▶ [STATED PROBLEM]
State how many lines of the records contain the string "JSON". Give the number alone.

Dataset records

•••••

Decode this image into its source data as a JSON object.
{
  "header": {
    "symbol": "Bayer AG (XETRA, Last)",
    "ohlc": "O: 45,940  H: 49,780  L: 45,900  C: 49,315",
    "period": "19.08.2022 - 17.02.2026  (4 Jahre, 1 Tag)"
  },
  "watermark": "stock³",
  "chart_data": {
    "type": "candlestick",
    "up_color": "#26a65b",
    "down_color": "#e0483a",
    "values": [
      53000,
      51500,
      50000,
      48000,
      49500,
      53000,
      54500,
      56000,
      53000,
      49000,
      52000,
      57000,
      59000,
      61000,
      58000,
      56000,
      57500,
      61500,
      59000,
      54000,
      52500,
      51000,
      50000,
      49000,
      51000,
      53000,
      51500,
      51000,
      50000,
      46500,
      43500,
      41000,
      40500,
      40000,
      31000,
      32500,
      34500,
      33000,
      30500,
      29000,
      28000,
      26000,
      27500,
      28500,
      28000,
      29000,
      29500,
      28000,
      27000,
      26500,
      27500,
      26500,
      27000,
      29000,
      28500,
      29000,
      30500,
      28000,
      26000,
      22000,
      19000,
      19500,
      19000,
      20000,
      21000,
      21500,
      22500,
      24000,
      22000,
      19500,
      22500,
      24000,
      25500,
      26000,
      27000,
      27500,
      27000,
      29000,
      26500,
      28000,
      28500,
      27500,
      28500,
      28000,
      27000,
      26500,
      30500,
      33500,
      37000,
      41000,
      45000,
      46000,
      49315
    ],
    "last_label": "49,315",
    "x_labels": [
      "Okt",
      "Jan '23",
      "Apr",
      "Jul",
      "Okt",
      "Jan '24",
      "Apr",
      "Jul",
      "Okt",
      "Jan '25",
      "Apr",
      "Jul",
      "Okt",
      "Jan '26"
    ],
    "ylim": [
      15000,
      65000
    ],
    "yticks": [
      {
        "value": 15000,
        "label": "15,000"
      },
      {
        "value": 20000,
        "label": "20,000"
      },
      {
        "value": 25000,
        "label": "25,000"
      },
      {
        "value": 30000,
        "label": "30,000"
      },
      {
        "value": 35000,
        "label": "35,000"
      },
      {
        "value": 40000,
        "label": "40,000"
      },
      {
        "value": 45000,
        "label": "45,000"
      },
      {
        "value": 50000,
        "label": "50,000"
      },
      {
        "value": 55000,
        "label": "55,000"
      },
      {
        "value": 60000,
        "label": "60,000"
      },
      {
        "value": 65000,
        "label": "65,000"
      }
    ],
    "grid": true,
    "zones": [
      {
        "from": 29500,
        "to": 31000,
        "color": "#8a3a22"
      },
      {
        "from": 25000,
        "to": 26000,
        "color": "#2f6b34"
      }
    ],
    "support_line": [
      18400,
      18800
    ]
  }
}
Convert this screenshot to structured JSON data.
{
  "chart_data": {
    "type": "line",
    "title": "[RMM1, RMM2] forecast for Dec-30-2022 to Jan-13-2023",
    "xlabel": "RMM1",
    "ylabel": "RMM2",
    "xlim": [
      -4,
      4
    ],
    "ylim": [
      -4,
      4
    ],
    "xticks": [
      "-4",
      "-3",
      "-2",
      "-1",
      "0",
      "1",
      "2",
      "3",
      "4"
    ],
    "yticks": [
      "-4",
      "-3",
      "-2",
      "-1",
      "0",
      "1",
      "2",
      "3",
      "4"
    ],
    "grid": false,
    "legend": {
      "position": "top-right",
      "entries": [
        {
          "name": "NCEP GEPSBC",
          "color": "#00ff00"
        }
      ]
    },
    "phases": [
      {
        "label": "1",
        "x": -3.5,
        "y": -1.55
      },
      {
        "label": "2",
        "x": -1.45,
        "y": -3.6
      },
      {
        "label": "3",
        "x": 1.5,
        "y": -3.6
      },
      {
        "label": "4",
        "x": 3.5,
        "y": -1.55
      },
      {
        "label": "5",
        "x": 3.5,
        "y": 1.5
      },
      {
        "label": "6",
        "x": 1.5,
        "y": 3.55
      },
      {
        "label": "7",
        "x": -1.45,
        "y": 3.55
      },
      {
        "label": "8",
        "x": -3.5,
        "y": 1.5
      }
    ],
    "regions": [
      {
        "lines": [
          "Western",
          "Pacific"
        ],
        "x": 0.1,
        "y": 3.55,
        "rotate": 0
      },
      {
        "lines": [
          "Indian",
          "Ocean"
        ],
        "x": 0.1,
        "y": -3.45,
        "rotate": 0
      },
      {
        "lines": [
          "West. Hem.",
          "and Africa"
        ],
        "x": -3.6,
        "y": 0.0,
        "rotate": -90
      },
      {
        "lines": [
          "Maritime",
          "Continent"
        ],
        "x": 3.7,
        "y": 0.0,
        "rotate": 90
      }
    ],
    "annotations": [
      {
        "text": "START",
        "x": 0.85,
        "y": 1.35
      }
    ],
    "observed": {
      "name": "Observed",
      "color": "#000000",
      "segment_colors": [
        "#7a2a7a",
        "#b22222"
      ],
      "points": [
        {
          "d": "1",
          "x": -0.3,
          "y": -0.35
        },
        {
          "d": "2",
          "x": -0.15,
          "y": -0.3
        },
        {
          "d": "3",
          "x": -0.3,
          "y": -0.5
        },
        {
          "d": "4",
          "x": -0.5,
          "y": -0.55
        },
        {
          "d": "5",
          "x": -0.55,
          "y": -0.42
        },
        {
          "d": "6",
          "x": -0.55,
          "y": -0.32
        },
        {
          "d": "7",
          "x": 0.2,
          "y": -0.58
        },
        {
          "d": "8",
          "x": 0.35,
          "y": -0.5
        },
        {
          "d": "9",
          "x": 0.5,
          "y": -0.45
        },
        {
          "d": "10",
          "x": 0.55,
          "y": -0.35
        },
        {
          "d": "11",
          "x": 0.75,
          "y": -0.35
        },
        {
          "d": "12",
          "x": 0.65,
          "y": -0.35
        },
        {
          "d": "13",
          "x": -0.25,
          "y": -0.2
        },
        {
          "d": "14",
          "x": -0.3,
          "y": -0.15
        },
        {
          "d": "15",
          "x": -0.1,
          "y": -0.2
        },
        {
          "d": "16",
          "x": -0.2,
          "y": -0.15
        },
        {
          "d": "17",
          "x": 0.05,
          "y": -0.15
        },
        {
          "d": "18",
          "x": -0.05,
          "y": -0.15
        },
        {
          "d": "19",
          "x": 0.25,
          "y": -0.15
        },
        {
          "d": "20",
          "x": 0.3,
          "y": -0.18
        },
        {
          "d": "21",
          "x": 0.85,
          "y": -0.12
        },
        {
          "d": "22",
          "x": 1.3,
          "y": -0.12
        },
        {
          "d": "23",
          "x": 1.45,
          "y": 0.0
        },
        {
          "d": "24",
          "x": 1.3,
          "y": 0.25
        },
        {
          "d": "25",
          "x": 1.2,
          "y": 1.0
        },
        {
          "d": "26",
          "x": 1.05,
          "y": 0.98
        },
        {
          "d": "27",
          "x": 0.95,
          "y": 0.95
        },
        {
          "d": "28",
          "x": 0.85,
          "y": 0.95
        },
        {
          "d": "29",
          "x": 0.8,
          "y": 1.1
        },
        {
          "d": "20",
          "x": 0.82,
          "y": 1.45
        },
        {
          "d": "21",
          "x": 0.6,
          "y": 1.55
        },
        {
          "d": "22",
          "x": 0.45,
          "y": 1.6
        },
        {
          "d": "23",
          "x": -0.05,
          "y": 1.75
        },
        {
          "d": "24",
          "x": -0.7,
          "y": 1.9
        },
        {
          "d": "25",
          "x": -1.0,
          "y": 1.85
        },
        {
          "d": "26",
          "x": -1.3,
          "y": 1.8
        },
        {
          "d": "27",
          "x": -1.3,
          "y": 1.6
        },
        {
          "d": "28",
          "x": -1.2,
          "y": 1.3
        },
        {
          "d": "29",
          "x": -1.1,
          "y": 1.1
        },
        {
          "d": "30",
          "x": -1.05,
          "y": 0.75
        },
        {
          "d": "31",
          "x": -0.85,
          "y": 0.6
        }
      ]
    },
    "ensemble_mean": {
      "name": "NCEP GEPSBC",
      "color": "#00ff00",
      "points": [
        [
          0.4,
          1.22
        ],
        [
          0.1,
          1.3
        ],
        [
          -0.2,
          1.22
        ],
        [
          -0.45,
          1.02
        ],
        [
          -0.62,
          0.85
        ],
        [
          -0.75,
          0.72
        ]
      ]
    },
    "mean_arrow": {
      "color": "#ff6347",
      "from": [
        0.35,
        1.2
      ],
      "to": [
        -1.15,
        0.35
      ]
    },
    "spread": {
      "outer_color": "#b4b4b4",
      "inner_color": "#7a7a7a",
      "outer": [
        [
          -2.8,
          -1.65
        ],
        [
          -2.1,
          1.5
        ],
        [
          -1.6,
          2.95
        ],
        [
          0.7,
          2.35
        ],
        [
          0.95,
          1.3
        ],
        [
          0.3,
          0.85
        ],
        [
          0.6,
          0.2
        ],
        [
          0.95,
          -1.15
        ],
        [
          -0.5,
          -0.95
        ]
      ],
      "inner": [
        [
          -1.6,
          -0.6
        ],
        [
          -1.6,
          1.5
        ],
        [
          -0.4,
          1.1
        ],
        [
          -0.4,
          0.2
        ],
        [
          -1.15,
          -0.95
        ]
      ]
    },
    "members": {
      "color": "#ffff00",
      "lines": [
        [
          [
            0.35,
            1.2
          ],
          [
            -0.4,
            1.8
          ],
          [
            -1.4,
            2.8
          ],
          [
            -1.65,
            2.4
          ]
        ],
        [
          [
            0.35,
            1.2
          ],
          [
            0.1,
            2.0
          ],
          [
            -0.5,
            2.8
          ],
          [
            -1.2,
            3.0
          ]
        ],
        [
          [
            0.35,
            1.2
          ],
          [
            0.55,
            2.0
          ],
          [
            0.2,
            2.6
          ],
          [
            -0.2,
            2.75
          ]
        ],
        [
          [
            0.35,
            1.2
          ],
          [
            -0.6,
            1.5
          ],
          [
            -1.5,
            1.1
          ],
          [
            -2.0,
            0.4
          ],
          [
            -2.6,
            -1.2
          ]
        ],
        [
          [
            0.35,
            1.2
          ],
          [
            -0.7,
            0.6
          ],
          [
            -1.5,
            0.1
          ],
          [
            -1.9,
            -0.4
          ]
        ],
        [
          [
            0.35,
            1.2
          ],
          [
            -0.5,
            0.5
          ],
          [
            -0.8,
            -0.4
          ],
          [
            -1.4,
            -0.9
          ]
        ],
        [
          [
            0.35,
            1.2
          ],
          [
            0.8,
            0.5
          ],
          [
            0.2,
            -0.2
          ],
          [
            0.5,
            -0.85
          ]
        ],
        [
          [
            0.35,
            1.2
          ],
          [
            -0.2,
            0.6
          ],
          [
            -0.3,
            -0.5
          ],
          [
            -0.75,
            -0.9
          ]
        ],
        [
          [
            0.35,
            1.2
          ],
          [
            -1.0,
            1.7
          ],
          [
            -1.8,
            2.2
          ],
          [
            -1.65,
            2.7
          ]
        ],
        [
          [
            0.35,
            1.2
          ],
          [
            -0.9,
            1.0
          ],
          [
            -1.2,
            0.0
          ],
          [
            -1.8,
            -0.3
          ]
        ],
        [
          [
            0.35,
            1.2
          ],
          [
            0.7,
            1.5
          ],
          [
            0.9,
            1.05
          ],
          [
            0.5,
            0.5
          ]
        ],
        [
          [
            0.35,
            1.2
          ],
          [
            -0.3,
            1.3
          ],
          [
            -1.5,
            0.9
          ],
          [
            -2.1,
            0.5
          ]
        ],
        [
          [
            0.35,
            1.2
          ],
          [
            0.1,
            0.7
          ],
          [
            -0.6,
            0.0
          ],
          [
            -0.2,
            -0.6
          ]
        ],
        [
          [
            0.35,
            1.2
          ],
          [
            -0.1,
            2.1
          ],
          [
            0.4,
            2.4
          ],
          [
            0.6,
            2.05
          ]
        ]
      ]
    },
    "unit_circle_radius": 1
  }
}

•••••

▶ [ANSWER TO THIS TASK]
2